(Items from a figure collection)
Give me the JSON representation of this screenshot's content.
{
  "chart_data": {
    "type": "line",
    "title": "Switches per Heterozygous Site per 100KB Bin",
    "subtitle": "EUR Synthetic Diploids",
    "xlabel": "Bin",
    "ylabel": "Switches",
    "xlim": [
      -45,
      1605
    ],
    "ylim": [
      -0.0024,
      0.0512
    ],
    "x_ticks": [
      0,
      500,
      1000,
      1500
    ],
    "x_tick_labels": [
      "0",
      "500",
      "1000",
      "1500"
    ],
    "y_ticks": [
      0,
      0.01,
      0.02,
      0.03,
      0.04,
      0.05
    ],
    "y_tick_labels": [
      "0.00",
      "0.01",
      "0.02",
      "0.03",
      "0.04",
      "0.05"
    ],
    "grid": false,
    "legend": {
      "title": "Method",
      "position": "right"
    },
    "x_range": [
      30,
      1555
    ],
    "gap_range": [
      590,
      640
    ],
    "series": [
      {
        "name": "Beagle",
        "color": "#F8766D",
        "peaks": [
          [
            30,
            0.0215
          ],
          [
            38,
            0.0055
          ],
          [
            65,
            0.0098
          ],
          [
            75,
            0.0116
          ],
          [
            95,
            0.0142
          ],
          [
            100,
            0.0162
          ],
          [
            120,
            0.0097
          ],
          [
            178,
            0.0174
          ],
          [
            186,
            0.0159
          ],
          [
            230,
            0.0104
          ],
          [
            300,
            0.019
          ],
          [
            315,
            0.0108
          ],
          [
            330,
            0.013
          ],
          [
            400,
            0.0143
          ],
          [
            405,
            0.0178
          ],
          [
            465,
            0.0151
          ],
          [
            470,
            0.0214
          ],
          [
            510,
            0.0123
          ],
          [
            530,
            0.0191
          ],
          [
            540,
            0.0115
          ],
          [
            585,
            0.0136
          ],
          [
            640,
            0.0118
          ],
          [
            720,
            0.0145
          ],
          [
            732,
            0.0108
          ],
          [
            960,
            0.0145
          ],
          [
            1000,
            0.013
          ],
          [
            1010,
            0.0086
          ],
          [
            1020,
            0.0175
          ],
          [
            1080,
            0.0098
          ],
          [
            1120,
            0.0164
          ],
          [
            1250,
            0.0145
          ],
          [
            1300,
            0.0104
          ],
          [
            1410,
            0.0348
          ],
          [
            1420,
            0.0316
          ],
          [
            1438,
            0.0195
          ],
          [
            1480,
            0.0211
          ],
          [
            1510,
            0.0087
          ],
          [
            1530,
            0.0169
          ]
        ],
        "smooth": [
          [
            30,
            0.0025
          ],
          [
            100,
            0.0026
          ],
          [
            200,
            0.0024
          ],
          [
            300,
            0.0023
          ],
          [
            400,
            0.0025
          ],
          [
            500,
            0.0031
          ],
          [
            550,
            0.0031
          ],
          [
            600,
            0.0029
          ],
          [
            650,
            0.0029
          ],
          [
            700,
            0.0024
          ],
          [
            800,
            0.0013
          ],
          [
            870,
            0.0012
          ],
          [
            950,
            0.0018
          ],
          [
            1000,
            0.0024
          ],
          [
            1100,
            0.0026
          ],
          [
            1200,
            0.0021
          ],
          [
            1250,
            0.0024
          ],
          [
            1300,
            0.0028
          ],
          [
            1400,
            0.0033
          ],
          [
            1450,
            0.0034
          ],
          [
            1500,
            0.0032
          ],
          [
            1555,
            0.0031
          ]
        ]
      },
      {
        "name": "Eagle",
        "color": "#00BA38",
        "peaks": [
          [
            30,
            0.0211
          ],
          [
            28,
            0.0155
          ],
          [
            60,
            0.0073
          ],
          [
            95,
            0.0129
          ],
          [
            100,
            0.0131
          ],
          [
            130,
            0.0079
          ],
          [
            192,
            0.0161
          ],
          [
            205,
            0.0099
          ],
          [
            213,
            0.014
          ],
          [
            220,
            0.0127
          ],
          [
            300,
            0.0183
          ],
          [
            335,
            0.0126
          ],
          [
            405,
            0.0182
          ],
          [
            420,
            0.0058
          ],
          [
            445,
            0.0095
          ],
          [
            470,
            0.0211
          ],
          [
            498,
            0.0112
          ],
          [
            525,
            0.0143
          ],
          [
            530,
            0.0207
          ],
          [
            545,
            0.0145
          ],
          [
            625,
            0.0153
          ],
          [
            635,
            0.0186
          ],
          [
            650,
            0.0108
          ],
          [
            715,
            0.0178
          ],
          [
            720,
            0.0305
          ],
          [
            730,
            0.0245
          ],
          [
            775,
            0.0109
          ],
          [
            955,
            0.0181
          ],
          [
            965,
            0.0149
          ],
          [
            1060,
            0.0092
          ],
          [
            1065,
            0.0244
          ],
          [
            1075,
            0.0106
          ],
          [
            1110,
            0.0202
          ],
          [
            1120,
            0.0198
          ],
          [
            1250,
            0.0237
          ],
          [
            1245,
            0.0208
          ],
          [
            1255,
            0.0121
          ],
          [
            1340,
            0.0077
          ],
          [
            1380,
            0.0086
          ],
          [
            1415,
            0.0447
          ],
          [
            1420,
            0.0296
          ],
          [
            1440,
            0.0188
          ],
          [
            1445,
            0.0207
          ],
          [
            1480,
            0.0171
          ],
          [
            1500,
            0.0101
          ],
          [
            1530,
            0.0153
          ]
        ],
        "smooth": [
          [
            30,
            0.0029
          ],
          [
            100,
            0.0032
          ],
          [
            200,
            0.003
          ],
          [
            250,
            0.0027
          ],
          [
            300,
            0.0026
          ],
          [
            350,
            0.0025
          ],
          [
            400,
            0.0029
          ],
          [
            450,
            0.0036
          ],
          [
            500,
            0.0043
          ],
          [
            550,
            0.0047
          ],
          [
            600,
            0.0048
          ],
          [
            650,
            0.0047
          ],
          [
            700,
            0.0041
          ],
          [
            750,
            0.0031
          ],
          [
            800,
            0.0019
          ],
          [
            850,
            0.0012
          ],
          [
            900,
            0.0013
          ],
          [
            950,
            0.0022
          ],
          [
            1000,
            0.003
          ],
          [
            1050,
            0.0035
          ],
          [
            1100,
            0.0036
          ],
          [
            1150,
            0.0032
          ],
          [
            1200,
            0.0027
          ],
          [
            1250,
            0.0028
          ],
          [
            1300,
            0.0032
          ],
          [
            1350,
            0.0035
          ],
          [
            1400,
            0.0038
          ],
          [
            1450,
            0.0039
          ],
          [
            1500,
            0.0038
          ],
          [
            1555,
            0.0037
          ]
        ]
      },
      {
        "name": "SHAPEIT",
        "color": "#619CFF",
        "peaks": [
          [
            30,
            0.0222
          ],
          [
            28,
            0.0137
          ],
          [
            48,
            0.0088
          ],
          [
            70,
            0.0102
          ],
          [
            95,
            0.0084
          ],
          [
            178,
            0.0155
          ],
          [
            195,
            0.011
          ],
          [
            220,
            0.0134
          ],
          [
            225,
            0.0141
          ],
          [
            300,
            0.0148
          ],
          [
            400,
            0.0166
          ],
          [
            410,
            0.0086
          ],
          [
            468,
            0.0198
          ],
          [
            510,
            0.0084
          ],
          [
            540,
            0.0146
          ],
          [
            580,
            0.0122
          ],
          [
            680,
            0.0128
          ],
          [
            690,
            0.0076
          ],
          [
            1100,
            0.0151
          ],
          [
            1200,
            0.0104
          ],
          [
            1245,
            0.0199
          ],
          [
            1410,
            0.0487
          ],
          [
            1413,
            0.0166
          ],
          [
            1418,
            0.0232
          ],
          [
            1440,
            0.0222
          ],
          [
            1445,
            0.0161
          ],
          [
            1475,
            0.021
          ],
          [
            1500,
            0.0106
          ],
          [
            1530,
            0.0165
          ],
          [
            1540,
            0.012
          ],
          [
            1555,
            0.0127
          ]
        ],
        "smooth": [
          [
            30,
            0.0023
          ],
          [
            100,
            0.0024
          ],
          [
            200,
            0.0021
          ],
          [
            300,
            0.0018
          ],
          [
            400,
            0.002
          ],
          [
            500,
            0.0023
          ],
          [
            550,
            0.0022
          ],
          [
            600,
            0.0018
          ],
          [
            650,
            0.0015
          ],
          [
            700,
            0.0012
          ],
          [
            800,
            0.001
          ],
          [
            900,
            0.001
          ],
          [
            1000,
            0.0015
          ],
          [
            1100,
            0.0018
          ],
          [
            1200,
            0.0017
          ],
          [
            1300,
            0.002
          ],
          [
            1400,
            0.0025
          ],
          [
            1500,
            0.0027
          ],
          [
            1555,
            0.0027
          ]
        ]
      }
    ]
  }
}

Task goal:
Which lines hold the word "name"? Copy each of them from the records.

Result of the exercise:
        "name": "Beagle",
        "name": "Eagle",
        "name": "SHAPEIT",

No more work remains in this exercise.